Dataset excerpts:
- - - -

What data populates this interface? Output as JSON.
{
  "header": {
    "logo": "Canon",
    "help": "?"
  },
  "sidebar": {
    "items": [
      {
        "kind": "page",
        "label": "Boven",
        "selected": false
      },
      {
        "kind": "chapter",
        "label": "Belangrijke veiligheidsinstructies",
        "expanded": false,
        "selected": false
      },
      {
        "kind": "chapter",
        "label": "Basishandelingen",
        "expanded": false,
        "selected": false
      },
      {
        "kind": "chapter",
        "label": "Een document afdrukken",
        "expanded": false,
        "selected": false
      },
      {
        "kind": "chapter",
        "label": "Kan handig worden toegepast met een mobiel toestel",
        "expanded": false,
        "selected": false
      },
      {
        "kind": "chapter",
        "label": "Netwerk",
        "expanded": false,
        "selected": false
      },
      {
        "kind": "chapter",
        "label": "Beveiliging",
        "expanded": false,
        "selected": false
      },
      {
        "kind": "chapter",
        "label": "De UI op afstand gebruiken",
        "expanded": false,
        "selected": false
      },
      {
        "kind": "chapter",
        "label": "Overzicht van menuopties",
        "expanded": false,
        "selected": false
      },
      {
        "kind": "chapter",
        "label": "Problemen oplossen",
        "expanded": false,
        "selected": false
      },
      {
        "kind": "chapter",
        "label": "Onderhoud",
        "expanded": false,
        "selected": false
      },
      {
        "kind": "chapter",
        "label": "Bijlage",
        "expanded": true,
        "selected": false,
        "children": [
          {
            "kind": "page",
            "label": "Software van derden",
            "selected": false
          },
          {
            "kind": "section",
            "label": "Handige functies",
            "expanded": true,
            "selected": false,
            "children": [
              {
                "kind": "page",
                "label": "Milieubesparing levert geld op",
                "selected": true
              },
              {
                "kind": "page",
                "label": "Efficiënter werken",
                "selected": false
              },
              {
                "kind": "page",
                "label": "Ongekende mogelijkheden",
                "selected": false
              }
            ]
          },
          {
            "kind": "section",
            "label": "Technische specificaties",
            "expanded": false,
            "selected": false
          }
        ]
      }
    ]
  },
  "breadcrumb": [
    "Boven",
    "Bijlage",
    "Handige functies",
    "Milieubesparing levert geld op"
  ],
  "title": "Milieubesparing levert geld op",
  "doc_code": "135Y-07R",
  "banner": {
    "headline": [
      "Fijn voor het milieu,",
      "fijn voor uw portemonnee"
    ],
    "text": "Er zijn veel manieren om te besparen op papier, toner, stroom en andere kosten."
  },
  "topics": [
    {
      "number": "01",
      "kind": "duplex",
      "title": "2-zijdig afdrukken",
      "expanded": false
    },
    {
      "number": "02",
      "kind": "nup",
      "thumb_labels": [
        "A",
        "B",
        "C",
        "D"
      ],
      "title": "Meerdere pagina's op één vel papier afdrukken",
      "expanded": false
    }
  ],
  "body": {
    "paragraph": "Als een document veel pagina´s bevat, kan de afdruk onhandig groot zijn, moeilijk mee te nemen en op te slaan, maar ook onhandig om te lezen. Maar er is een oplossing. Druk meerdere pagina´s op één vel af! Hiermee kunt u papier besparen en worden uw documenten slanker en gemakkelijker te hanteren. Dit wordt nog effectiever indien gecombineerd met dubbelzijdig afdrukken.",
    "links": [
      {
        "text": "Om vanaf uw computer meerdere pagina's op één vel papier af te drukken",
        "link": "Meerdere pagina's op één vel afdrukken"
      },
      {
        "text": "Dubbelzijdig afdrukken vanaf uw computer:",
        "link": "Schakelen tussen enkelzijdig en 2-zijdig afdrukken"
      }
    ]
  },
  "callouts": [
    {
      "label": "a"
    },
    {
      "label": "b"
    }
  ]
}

- - - -

## Written exercise
Find the lines above that contain the word "zijn" and collect them.

## Solution to this task
    "text": "Er zijn veel manieren om te besparen op papier, toner, stroom en andere kosten."
    "paragraph": "Als een document veel pagina´s bevat, kan de afdruk onhandig groot zijn, moeilijk mee te nemen en op te slaan, maar ook onhandig om te lezen. Maar er is een oplossing. Druk meerdere pagina´s op één vel af! Hiermee kunt u papier besparen en worden uw documenten slanker en gemakkelijker te hanteren. Dit wordt nog effectiever indien gecombineerd met dubbelzijdig afdrukken.",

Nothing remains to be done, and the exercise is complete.